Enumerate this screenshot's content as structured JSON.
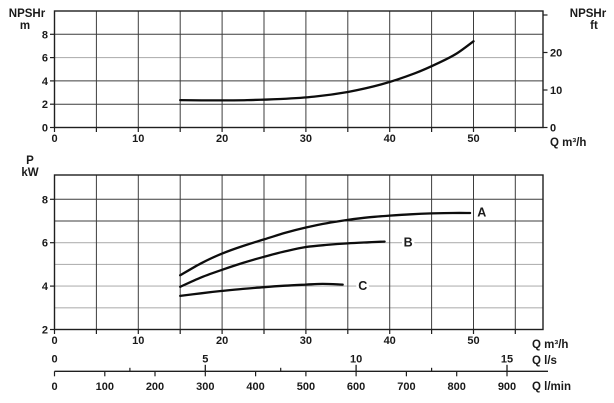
{
  "figure": {
    "colors": {
      "grid_dark": "#3d3d3d",
      "grid_light": "#b3b3b3",
      "frame": "#1f1f1f",
      "curve": "#0d0d0d",
      "text": "#1a1a1a",
      "background": "#ffffff"
    }
  },
  "chart_data": [
    {
      "id": "npshr-chart",
      "type": "line",
      "xlim": [
        0,
        58.3
      ],
      "ylim": [
        0,
        10
      ],
      "y_axis_left": {
        "title_lines": [
          "NPSHr",
          "m"
        ],
        "tick_values": [
          0,
          2,
          4,
          6,
          8
        ],
        "tick_labels": [
          "0",
          "2",
          "4",
          "6",
          "8"
        ]
      },
      "y_axis_right": {
        "title_lines": [
          "NPSHr",
          "ft"
        ],
        "tick_values_ft": [
          0,
          10,
          20,
          30
        ],
        "labeled_values_ft": [
          0,
          10,
          20
        ],
        "tick_labels_ft": [
          "0",
          "10",
          "20"
        ]
      },
      "x_axis": {
        "unit_label": "Q m³/h",
        "tick_values": [
          0,
          10,
          20,
          30,
          40,
          50
        ],
        "tick_labels": [
          "0",
          "10",
          "20",
          "30",
          "40",
          "50"
        ]
      },
      "grid": {
        "vertical_values": [
          0,
          5,
          10,
          15,
          20,
          25,
          30,
          35,
          40,
          45,
          50,
          55
        ],
        "horizontal_dark": [
          2,
          4,
          8
        ],
        "horizontal_light": [
          6
        ]
      },
      "series": [
        {
          "name": "NPSHr",
          "points": [
            [
              15,
              2.35
            ],
            [
              19,
              2.33
            ],
            [
              23,
              2.35
            ],
            [
              27,
              2.45
            ],
            [
              31,
              2.65
            ],
            [
              35,
              3.05
            ],
            [
              39,
              3.7
            ],
            [
              43,
              4.65
            ],
            [
              46,
              5.6
            ],
            [
              48,
              6.35
            ],
            [
              50,
              7.4
            ]
          ]
        }
      ]
    },
    {
      "id": "power-chart",
      "type": "line",
      "xlim": [
        0,
        58.3
      ],
      "ylim": [
        2,
        9.12
      ],
      "y_axis_left": {
        "title_lines": [
          "P",
          "kW"
        ],
        "tick_values": [
          2,
          4,
          6,
          8
        ],
        "tick_labels": [
          "2",
          "4",
          "6",
          "8"
        ]
      },
      "x_axis": {
        "unit_label": "Q m³/h",
        "tick_values": [
          0,
          10,
          20,
          30,
          40,
          50
        ],
        "tick_labels": [
          "0",
          "10",
          "20",
          "30",
          "40",
          "50"
        ]
      },
      "grid": {
        "vertical_values": [
          0,
          5,
          10,
          15,
          20,
          25,
          30,
          35,
          40,
          45,
          50,
          55
        ],
        "horizontal_dark": [
          7,
          8
        ],
        "horizontal_light": [
          3,
          4,
          5,
          6
        ]
      },
      "series": [
        {
          "name": "A",
          "label": "A",
          "label_at": [
            51.0,
            7.42
          ],
          "points": [
            [
              15,
              4.5
            ],
            [
              17.5,
              5.05
            ],
            [
              20,
              5.5
            ],
            [
              22.5,
              5.85
            ],
            [
              25,
              6.15
            ],
            [
              27.5,
              6.45
            ],
            [
              30,
              6.7
            ],
            [
              32.5,
              6.9
            ],
            [
              35,
              7.05
            ],
            [
              37.5,
              7.17
            ],
            [
              40,
              7.25
            ],
            [
              42.5,
              7.31
            ],
            [
              45,
              7.35
            ],
            [
              47.5,
              7.37
            ],
            [
              49.6,
              7.37
            ]
          ]
        },
        {
          "name": "B",
          "label": "B",
          "label_at": [
            42.2,
            6.03
          ],
          "points": [
            [
              15,
              3.97
            ],
            [
              17.5,
              4.4
            ],
            [
              20,
              4.75
            ],
            [
              22.5,
              5.07
            ],
            [
              25,
              5.35
            ],
            [
              27.5,
              5.6
            ],
            [
              30,
              5.8
            ],
            [
              32.5,
              5.9
            ],
            [
              35,
              5.97
            ],
            [
              37.5,
              6.02
            ],
            [
              39.4,
              6.05
            ]
          ]
        },
        {
          "name": "C",
          "label": "C",
          "label_at": [
            36.8,
            4.02
          ],
          "points": [
            [
              15,
              3.55
            ],
            [
              17.5,
              3.67
            ],
            [
              20,
              3.78
            ],
            [
              22.5,
              3.87
            ],
            [
              25,
              3.95
            ],
            [
              27.5,
              4.02
            ],
            [
              30,
              4.07
            ],
            [
              32,
              4.1
            ],
            [
              34.4,
              4.07
            ]
          ]
        }
      ],
      "secondary_x_axes": [
        {
          "unit_label": "Q l/s",
          "factor_to_m3h": 3.6,
          "origin_label": "0",
          "labeled_ticks": [
            5,
            10,
            15
          ],
          "tick_labels": [
            "5",
            "10",
            "15"
          ],
          "minor_ticks": [
            2.5,
            7.5,
            12.5
          ]
        },
        {
          "unit_label": "Q l/min",
          "factor_to_m3h": 0.06,
          "labeled_ticks": [
            0,
            100,
            200,
            300,
            400,
            500,
            600,
            700,
            800,
            900
          ],
          "tick_labels": [
            "0",
            "100",
            "200",
            "300",
            "400",
            "500",
            "600",
            "700",
            "800",
            "900"
          ]
        }
      ]
    }
  ]
}
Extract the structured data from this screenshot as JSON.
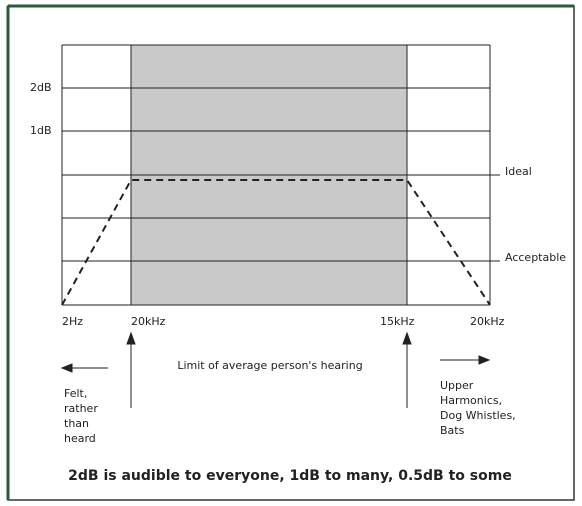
{
  "y_labels": [
    "2dB",
    "1dB"
  ],
  "right_labels": [
    "Ideal",
    "Acceptable"
  ],
  "x_labels": [
    "2Hz",
    "20kHz",
    "15kHz",
    "20kHz"
  ],
  "annotations": {
    "hearing_limit": "Limit of average person's hearing",
    "left_note": [
      "Felt,",
      "rather",
      "than",
      "heard"
    ],
    "right_note": [
      "Upper",
      "Harmonics,",
      "Dog Whistles,",
      "Bats"
    ]
  },
  "caption": "2dB is audible to everyone, 1dB to many, 0.5dB to some"
}
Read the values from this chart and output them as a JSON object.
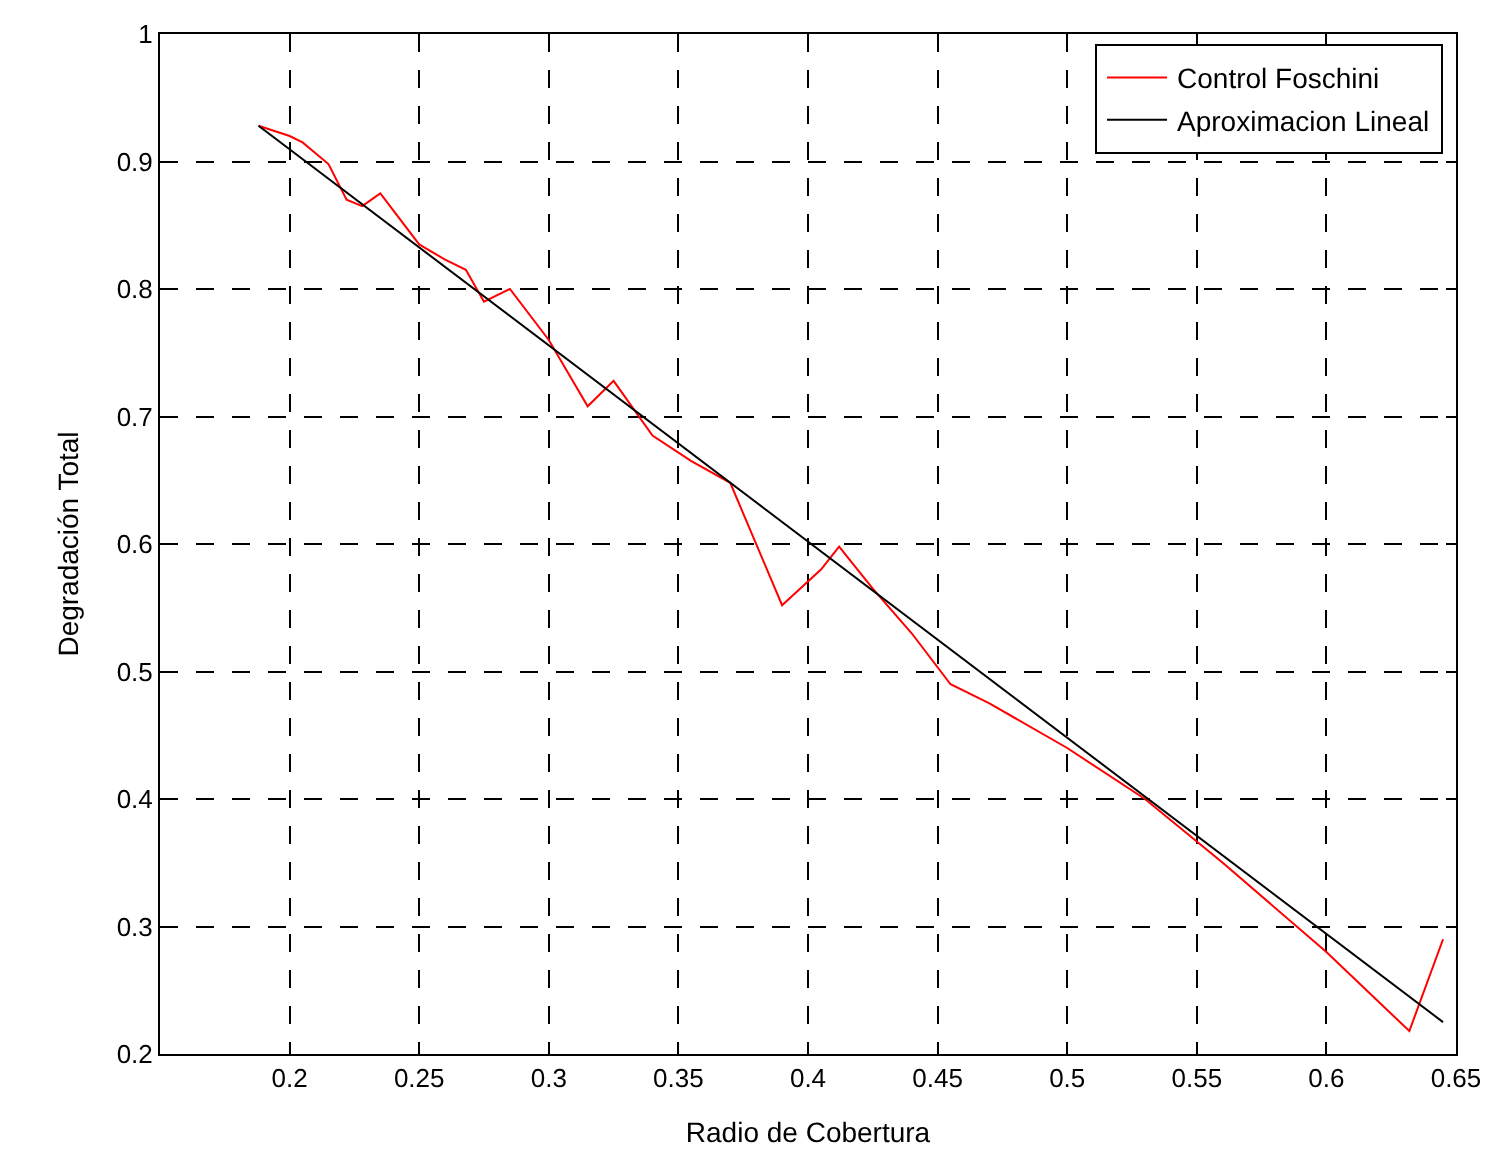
{
  "chart_data": {
    "type": "line",
    "xlabel": "Radio de Cobertura",
    "ylabel": "Degradación Total",
    "xlim": [
      0.15,
      0.65
    ],
    "xticks": [
      {
        "value": 0.15,
        "label": null
      },
      0.2,
      0.25,
      0.3,
      0.35,
      0.4,
      0.45,
      0.5,
      0.55,
      0.6,
      0.65
    ],
    "ylim": [
      0.2,
      1
    ],
    "yticks": [
      0.2,
      0.3,
      0.4,
      0.5,
      0.6,
      0.7,
      0.8,
      0.9,
      1
    ],
    "grid": true,
    "legend": "top right",
    "marker": "none",
    "line_style": "solid",
    "series": [
      {
        "name": "Control Foschini",
        "color": "#ff0000",
        "x": [
          0.188,
          0.2,
          0.205,
          0.215,
          0.222,
          0.228,
          0.235,
          0.25,
          0.26,
          0.268,
          0.275,
          0.285,
          0.3,
          0.315,
          0.325,
          0.34,
          0.355,
          0.37,
          0.39,
          0.405,
          0.412,
          0.425,
          0.44,
          0.455,
          0.47,
          0.5,
          0.53,
          0.56,
          0.6,
          0.632,
          0.645
        ],
        "values": [
          0.928,
          0.92,
          0.915,
          0.898,
          0.87,
          0.865,
          0.875,
          0.835,
          0.823,
          0.815,
          0.79,
          0.8,
          0.76,
          0.708,
          0.728,
          0.685,
          0.665,
          0.648,
          0.552,
          0.58,
          0.598,
          0.565,
          0.53,
          0.49,
          0.475,
          0.44,
          0.4,
          0.35,
          0.28,
          0.218,
          0.29
        ]
      },
      {
        "name": "Aproximacion Lineal",
        "color": "#000000",
        "x": [
          0.188,
          0.645
        ],
        "values": [
          0.928,
          0.225
        ]
      }
    ]
  }
}
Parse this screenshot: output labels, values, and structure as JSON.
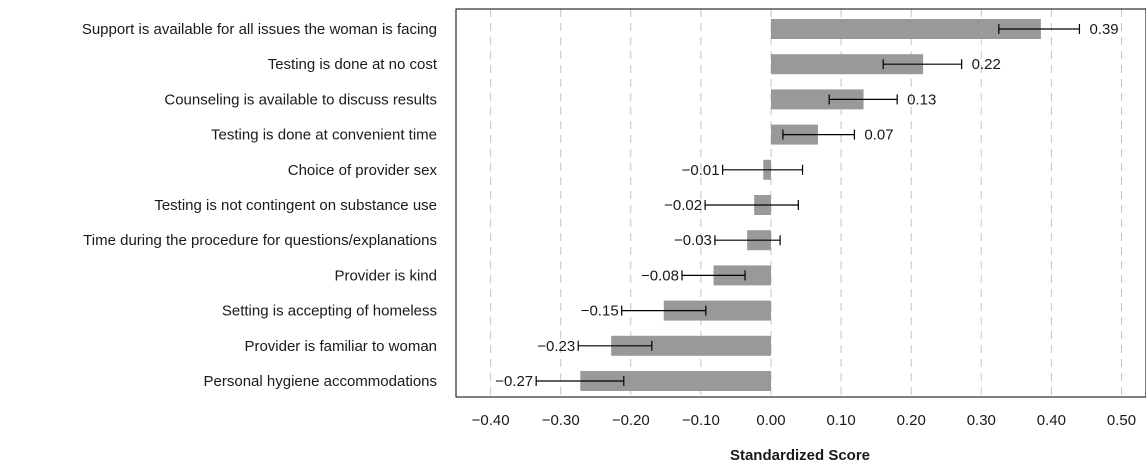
{
  "chart_data": {
    "type": "bar",
    "orientation": "horizontal",
    "title": "",
    "xlabel": "Standardized Score",
    "ylabel": "",
    "xlim": [
      -0.45,
      0.52
    ],
    "x_ticks": [
      -0.4,
      -0.3,
      -0.2,
      -0.1,
      0.0,
      0.1,
      0.2,
      0.3,
      0.4,
      0.5
    ],
    "x_tick_labels": [
      "−0.40",
      "−0.30",
      "−0.20",
      "−0.10",
      "0.00",
      "0.10",
      "0.20",
      "0.30",
      "0.40",
      "0.50"
    ],
    "grid": "vertical dashed",
    "legend": "none",
    "categories": [
      "Support is available for all issues the woman is facing",
      "Testing is done at no cost",
      "Counseling is available to discuss results",
      "Testing is done at convenient time",
      "Choice of provider sex",
      "Testing is not contingent on substance use",
      "Time during the procedure for questions/explanations",
      "Provider is kind",
      "Setting is accepting of homeless",
      "Provider is familiar to woman",
      "Personal hygiene accommodations"
    ],
    "values": [
      0.385,
      0.217,
      0.132,
      0.067,
      -0.011,
      -0.024,
      -0.034,
      -0.082,
      -0.153,
      -0.228,
      -0.272
    ],
    "error_low": [
      0.325,
      0.16,
      0.083,
      0.017,
      -0.069,
      -0.094,
      -0.08,
      -0.127,
      -0.213,
      -0.275,
      -0.335
    ],
    "error_high": [
      0.44,
      0.272,
      0.18,
      0.119,
      0.045,
      0.039,
      0.013,
      -0.037,
      -0.093,
      -0.17,
      -0.21
    ],
    "data_labels": [
      "0.39",
      "0.22",
      "0.13",
      "0.07",
      "−0.01",
      "−0.02",
      "−0.03",
      "−0.08",
      "−0.15",
      "−0.23",
      "−0.27"
    ],
    "colors": {
      "bar": "#999999",
      "error": "#000000",
      "grid": "#c4c4c4",
      "frame": "#000000"
    }
  }
}
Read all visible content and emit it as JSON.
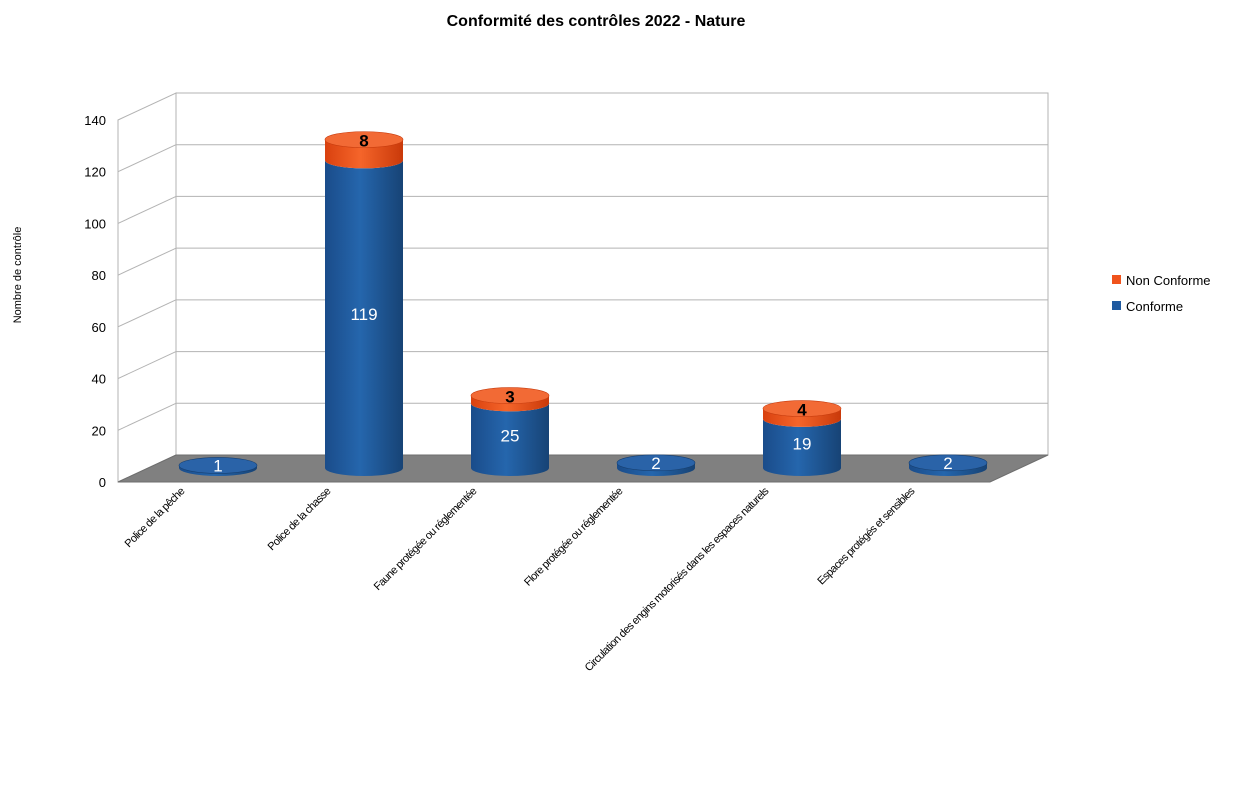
{
  "chart_data": {
    "type": "bar",
    "title": "Conformité des contrôles 2022 - Nature",
    "ylabel": "Nombre de contrôle",
    "xlabel": "",
    "ylim": [
      0,
      140
    ],
    "yticks": [
      "0",
      "20",
      "40",
      "60",
      "80",
      "100",
      "120",
      "140"
    ],
    "grid": true,
    "legend_position": "right",
    "stacked": true,
    "categories": [
      "Police de la pêche",
      "Police de la chasse",
      "Faune protégée ou réglementée",
      "Flore protégée ou réglementée",
      "Circulation des engins motorisés dans les espaces naturels",
      "Espaces protégés et sensibles"
    ],
    "series": [
      {
        "name": "Conforme",
        "color": "#1f5aa0",
        "values": [
          1,
          119,
          25,
          2,
          19,
          2
        ]
      },
      {
        "name": "Non Conforme",
        "color": "#f0531c",
        "values": [
          0,
          8,
          3,
          0,
          4,
          0
        ]
      }
    ],
    "data_labels": {
      "Conforme": [
        "1",
        "119",
        "25",
        "2",
        "19",
        "2"
      ],
      "Non Conforme": [
        "",
        "8",
        "3",
        "",
        "4",
        ""
      ]
    },
    "legend": [
      "Non Conforme",
      "Conforme"
    ]
  }
}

What is being asked: Pull out all lines containing "available".

Response:
      "Support is available for all issues the woman is facing",
      "Counseling is available to discuss results",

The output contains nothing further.